* Begin *

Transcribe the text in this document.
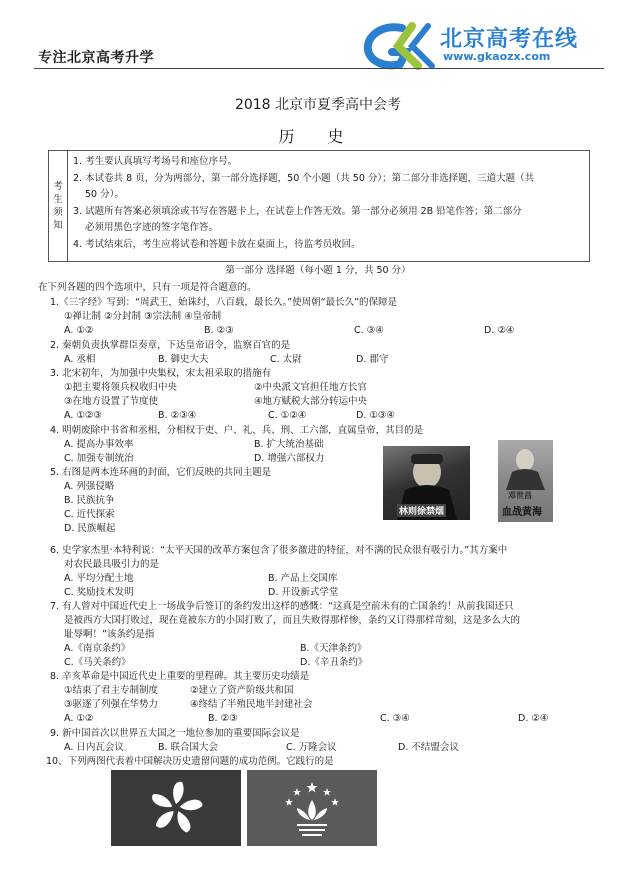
专注北京高考升学
北京高考在线
www.gkaozx.com
2018 北京市夏季高中会考
历 史
考
生
须
知
1. 考生要认真填写考场号和座位序号。
2. 本试卷共 8 页，分为两部分，第一部分选择题，50 个小题（共 50 分）；第二部分非选择题，三道大题（共
50 分）。
3. 试题所有答案必须填涂或书写在答题卡上，在试卷上作答无效。第一部分必须用 2B 铅笔作答；第二部分
必须用黑色字迹的签字笔作答。
4. 考试结束后，考生应将试卷和答题卡放在桌面上，待监考员收回。
第一部分 选择题（每小题 1 分，共 50 分）
在下列各题的四个选项中，只有一项是符合题意的。
1.《三字经》写到：“周武王，始诛纣，八百载，最长久。”使周朝“最长久”的保障是
①禅让制 ②分封制 ③宗法制 ④皇帝制
A. ①②	B. ②③	C. ③④	D. ②④
2. 秦朝负责执掌群臣奏章，下达皇帝诏令，监察百官的是
A. 丞相	B. 御史大夫	C. 太尉	D. 郡守
3. 北宋初年，为加强中央集权，宋太祖采取的措施有
①把主要将领兵权收归中央	②中央派文官担任地方长官
③在地方设置了节度使	④地方赋税大部分转运中央
A. ①②③	B. ②③④	C. ①②④	D. ①③④
4. 明朝废除中书省和丞相，分相权于吏、户、礼、兵、刑、工六部，直属皇帝，其目的是
A. 提高办事效率	B. 扩大统治基础
C. 加强专制统治	D. 增强六部权力
5. 右图是两本连环画的封面，它们反映的共同主题是
A. 列强侵略
B. 民族抗争
C. 近代探索
D. 民族崛起
林则徐禁烟
邓世昌
血战黄海
6. 史学家杰里·本特利说：“太平天国的改革方案包含了很多激进的特征，对不满的民众很有吸引力。”其方案中
对农民最具吸引力的是
A. 平均分配土地	B. 产品上交国库
C. 奖励技术发明	D. 开设新式学堂
7. 有人曾对中国近代史上一场战争后签订的条约发出这样的感慨：“这真是空前未有的亡国条约！从前我国还只
是被西方大国打败过，现在竟被东方的小国打败了，而且失败得那样惨，条约又订得那样苛刻，这是多么大的
耻辱啊！”该条约是指
A.《南京条约》	B.《天津条约》
C.《马关条约》	D.《辛丑条约》
8. 辛亥革命是中国近代史上重要的里程碑。其主要历史功绩是
①结束了君主专制制度	②建立了资产阶级共和国
③驱逐了列强在华势力	④终结了半殖民地半封建社会
A. ①②	B. ②③	C. ③④	D. ②④
9. 新中国首次以世界五大国之一地位参加的重要国际会议是
A. 日内瓦会议	B. 联合国大会	C. 万隆会议	D. 不结盟会议
10、下列两图代表着中国解决历史遗留问题的成功范例。它践行的是
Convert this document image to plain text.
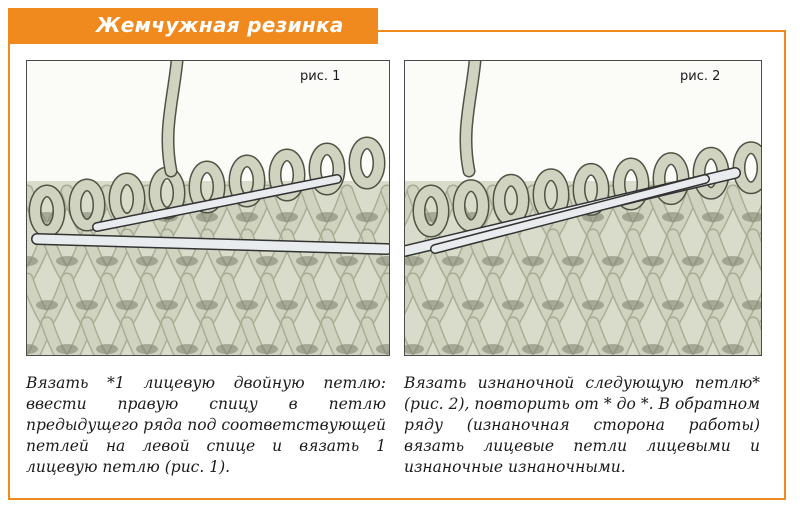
Жемчужная резинка
рис. 1	рис. 2
Вязать *1 лицевую двойную петлю: ввести правую спицу в петлю предыдущего ряда под соответствующей петлей на левой спице и вязать 1 лицевую петлю (рис. 1).
Вязать изнаночной следующую петлю* (рис. 2), повторить от * до *. В обратном ряду (изнаночная сторона работы) вязать лицевые петли лицевыми и изнаночные изнаночными.
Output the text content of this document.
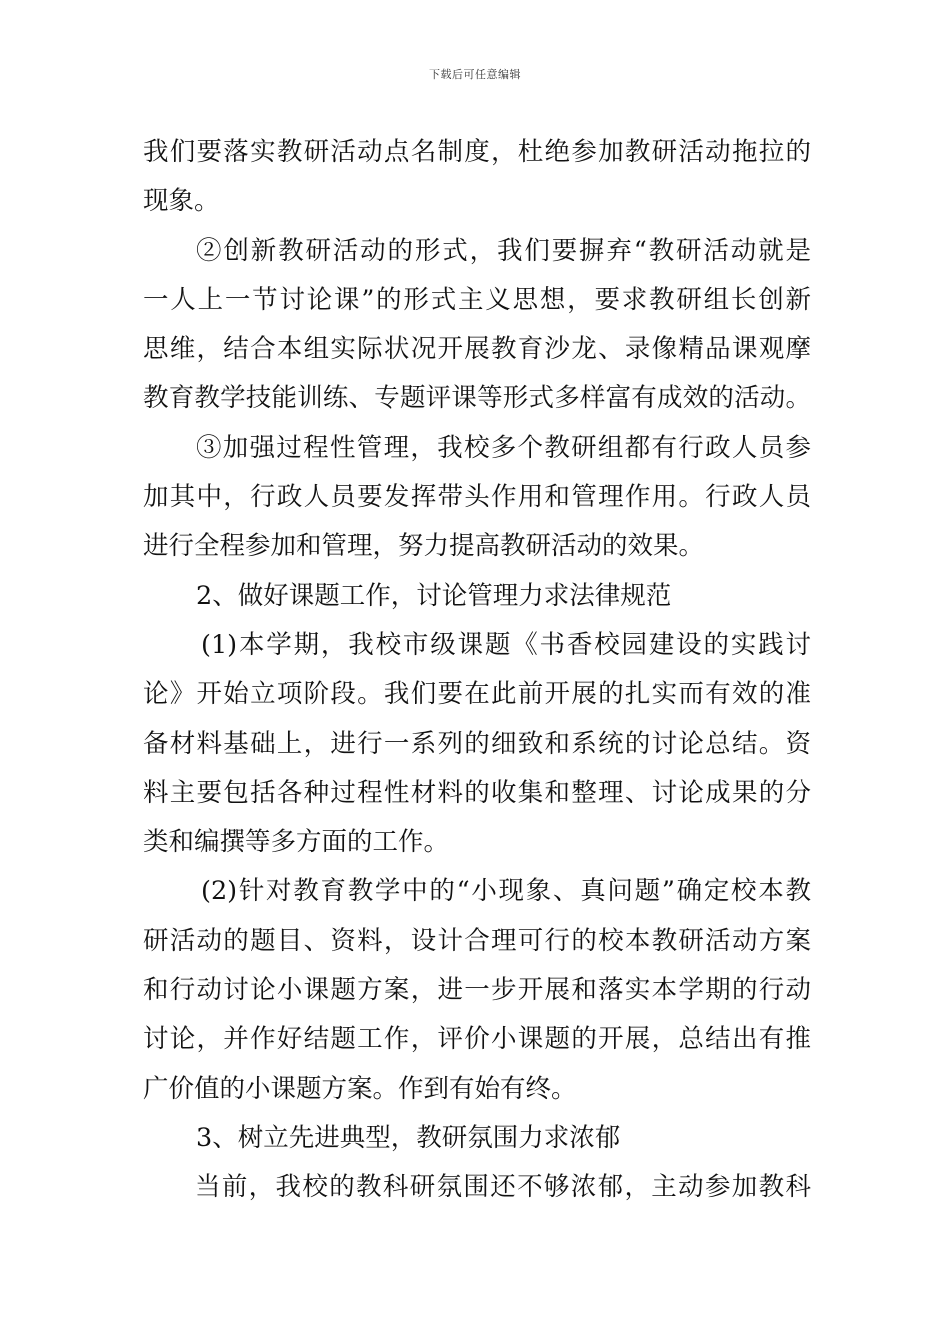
下载后可任意编辑
我们要落实教研活动点名制度，杜绝参加教研活动拖拉的
现象。
②创新教研活动的形式，我们要摒弃“教研活动就是
一人上一节讨论课”的形式主义思想，要求教研组长创新
思维，结合本组实际状况开展教育沙龙、录像精品课观摩
教育教学技能训练、专题评课等形式多样富有成效的活动。
③加强过程性管理，我校多个教研组都有行政人员参
加其中，行政人员要发挥带头作用和管理作用。行政人员
进行全程参加和管理，努力提高教研活动的效果。
2、做好课题工作，讨论管理力求法律规范
(1)本学期，我校市级课题《书香校园建设的实践讨
论》开始立项阶段。我们要在此前开展的扎实而有效的准
备材料基础上，进行一系列的细致和系统的讨论总结。资
料主要包括各种过程性材料的收集和整理、讨论成果的分
类和编撰等多方面的工作。
(2)针对教育教学中的“小现象、真问题”确定校本教
研活动的题目、资料，设计合理可行的校本教研活动方案
和行动讨论小课题方案，进一步开展和落实本学期的行动
讨论，并作好结题工作，评价小课题的开展，总结出有推
广价值的小课题方案。作到有始有终。
3、树立先进典型，教研氛围力求浓郁
当前，我校的教科研氛围还不够浓郁，主动参加教科
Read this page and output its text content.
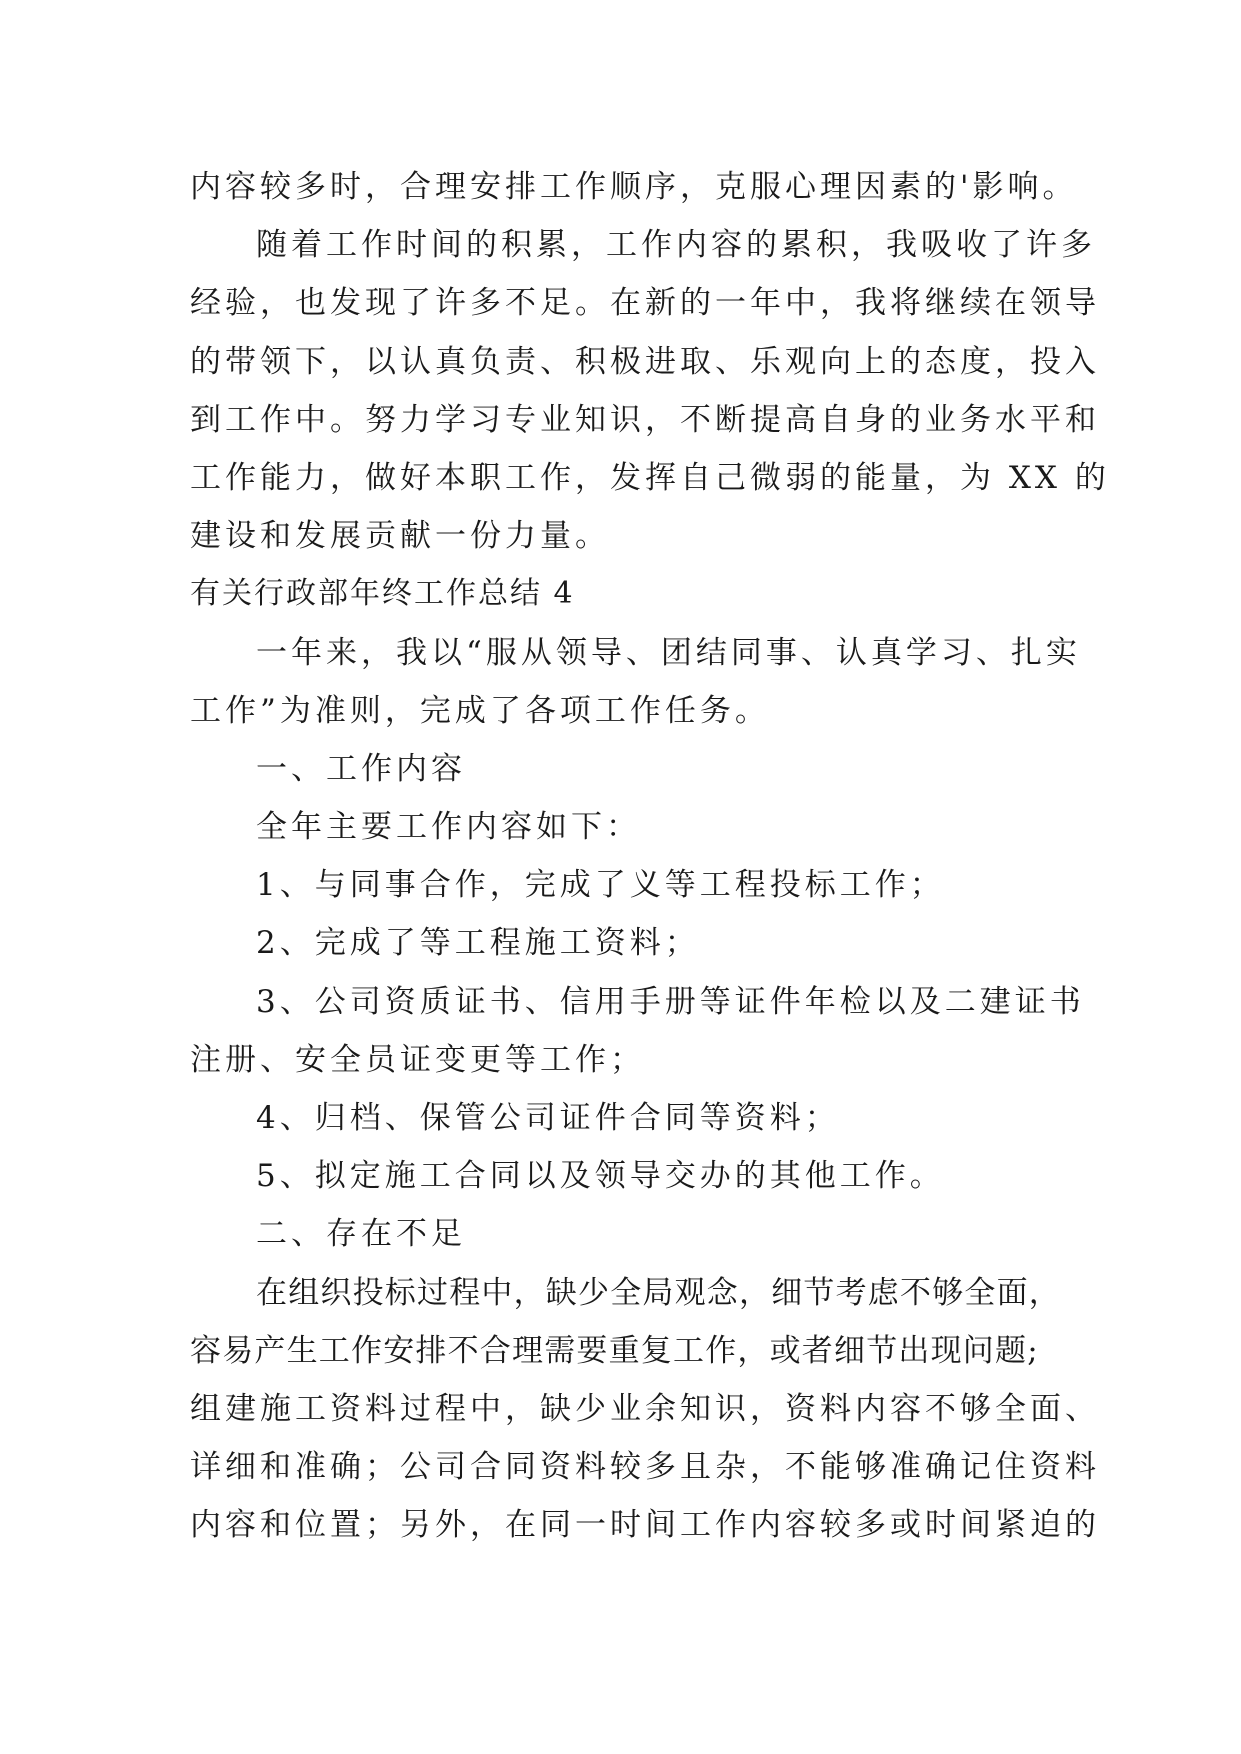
内容较多时，合理安排工作顺序，克服心理因素的'影响。
随着工作时间的积累，工作内容的累积，我吸收了许多
经验，也发现了许多不足。在新的一年中，我将继续在领导
的带领下，以认真负责、积极进取、乐观向上的态度，投入
到工作中。努力学习专业知识，不断提高自身的业务水平和
工作能力，做好本职工作，发挥自己微弱的能量，为 XX 的
建设和发展贡献一份力量。
有关行政部年终工作总结 4
一年来，我以“服从领导、团结同事、认真学习、扎实
工作”为准则，完成了各项工作任务。
一、工作内容
全年主要工作内容如下：
1、与同事合作，完成了义等工程投标工作；
2、完成了等工程施工资料；
3、公司资质证书、信用手册等证件年检以及二建证书
注册、安全员证变更等工作；
4、归档、保管公司证件合同等资料；
5、拟定施工合同以及领导交办的其他工作。
二、存在不足
在组织投标过程中，缺少全局观念，细节考虑不够全面，
容易产生工作安排不合理需要重复工作，或者细节出现问题;
组建施工资料过程中，缺少业余知识，资料内容不够全面、
详细和准确；公司合同资料较多且杂，不能够准确记住资料
内容和位置；另外，在同一时间工作内容较多或时间紧迫的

* End *

### WRITTEN REQUEST
Transcribe every record above exactly, leaving out the pictures.

### COMPLETED TASK
Transcribe the text in this document.
专注北京高考升学
北京高考在线
www.gkaozx.com
2018 北京市夏季高中会考
历 史
考
生
须
知
1. 考生要认真填写考场号和座位序号。
2. 本试卷共 8 页，分为两部分，第一部分选择题，50 个小题（共 50 分）；第二部分非选择题，三道大题（共
50 分）。
3. 试题所有答案必须填涂或书写在答题卡上，在试卷上作答无效。第一部分必须用 2B 铅笔作答；第二部分
必须用黑色字迹的签字笔作答。
4. 考试结束后，考生应将试卷和答题卡放在桌面上，待监考员收回。
第一部分 选择题（每小题 1 分，共 50 分）
在下列各题的四个选项中，只有一项是符合题意的。
1.《三字经》写到：“周武王，始诛纣，八百载，最长久。”使周朝“最长久”的保障是
①禅让制 ②分封制 ③宗法制 ④皇帝制
A. ①②	B. ②③	C. ③④	D. ②④
2. 秦朝负责执掌群臣奏章，下达皇帝诏令，监察百官的是
A. 丞相	B. 御史大夫	C. 太尉	D. 郡守
3. 北宋初年，为加强中央集权，宋太祖采取的措施有
①把主要将领兵权收归中央	②中央派文官担任地方长官
③在地方设置了节度使	④地方赋税大部分转运中央
A. ①②③	B. ②③④	C. ①②④	D. ①③④
4. 明朝废除中书省和丞相，分相权于吏、户、礼、兵、刑、工六部，直属皇帝，其目的是
A. 提高办事效率	B. 扩大统治基础
C. 加强专制统治	D. 增强六部权力
5. 右图是两本连环画的封面，它们反映的共同主题是
A. 列强侵略
B. 民族抗争
C. 近代探索
D. 民族崛起
林则徐禁烟
邓世昌
血战黄海
6. 史学家杰里·本特利说：“太平天国的改革方案包含了很多激进的特征，对不满的民众很有吸引力。”其方案中
对农民最具吸引力的是
A. 平均分配土地	B. 产品上交国库
C. 奖励技术发明	D. 开设新式学堂
7. 有人曾对中国近代史上一场战争后签订的条约发出这样的感慨：“这真是空前未有的亡国条约！从前我国还只
是被西方大国打败过，现在竟被东方的小国打败了，而且失败得那样惨，条约又订得那样苛刻，这是多么大的
耻辱啊！”该条约是指
A.《南京条约》	B.《天津条约》
C.《马关条约》	D.《辛丑条约》
8. 辛亥革命是中国近代史上重要的里程碑。其主要历史功绩是
①结束了君主专制制度	②建立了资产阶级共和国
③驱逐了列强在华势力	④终结了半殖民地半封建社会
A. ①②	B. ②③	C. ③④	D. ②④
9. 新中国首次以世界五大国之一地位参加的重要国际会议是
A. 日内瓦会议	B. 联合国大会	C. 万隆会议	D. 不结盟会议
10、下列两图代表着中国解决历史遗留问题的成功范例。它践行的是
Convert this document image to plain text.
Жемчужная резинка
рис. 1	рис. 2
Вязать *1 лицевую двойную петлю: ввести правую спицу в петлю предыдущего ряда под соответствующей петлей на левой спице и вязать 1 лицевую петлю (рис. 1).
Вязать изнаночной следующую петлю* (рис. 2), повторить от * до *. В обратном ряду (изнаночная сторона работы) вязать лицевые петли лицевыми и изнаночные изнаночными.
Output the text content of this document.
下载后可任意编辑
我们要落实教研活动点名制度，杜绝参加教研活动拖拉的
现象。
②创新教研活动的形式，我们要摒弃“教研活动就是
一人上一节讨论课”的形式主义思想，要求教研组长创新
思维，结合本组实际状况开展教育沙龙、录像精品课观摩
教育教学技能训练、专题评课等形式多样富有成效的活动。
③加强过程性管理，我校多个教研组都有行政人员参
加其中，行政人员要发挥带头作用和管理作用。行政人员
进行全程参加和管理，努力提高教研活动的效果。
2、做好课题工作，讨论管理力求法律规范
(1)本学期，我校市级课题《书香校园建设的实践讨
论》开始立项阶段。我们要在此前开展的扎实而有效的准
备材料基础上，进行一系列的细致和系统的讨论总结。资
料主要包括各种过程性材料的收集和整理、讨论成果的分
类和编撰等多方面的工作。
(2)针对教育教学中的“小现象、真问题”确定校本教
研活动的题目、资料，设计合理可行的校本教研活动方案
和行动讨论小课题方案，进一步开展和落实本学期的行动
讨论，并作好结题工作，评价小课题的开展，总结出有推
广价值的小课题方案。作到有始有终。
3、树立先进典型，教研氛围力求浓郁
当前，我校的教科研氛围还不够浓郁，主动参加教科
Read this page and output its text content.
内容较多时，合理安排工作顺序，克服心理因素的'影响。
随着工作时间的积累，工作内容的累积，我吸收了许多
经验，也发现了许多不足。在新的一年中，我将继续在领导
的带领下，以认真负责、积极进取、乐观向上的态度，投入
到工作中。努力学习专业知识，不断提高自身的业务水平和
工作能力，做好本职工作，发挥自己微弱的能量，为 XX 的
建设和发展贡献一份力量。
有关行政部年终工作总结 4
一年来，我以“服从领导、团结同事、认真学习、扎实
工作”为准则，完成了各项工作任务。
一、工作内容
全年主要工作内容如下：
1、与同事合作，完成了义等工程投标工作；
2、完成了等工程施工资料；
3、公司资质证书、信用手册等证件年检以及二建证书
注册、安全员证变更等工作；
4、归档、保管公司证件合同等资料；
5、拟定施工合同以及领导交办的其他工作。
二、存在不足
在组织投标过程中，缺少全局观念，细节考虑不够全面，
容易产生工作安排不合理需要重复工作，或者细节出现问题;
组建施工资料过程中，缺少业余知识，资料内容不够全面、
详细和准确；公司合同资料较多且杂，不能够准确记住资料
内容和位置；另外，在同一时间工作内容较多或时间紧迫的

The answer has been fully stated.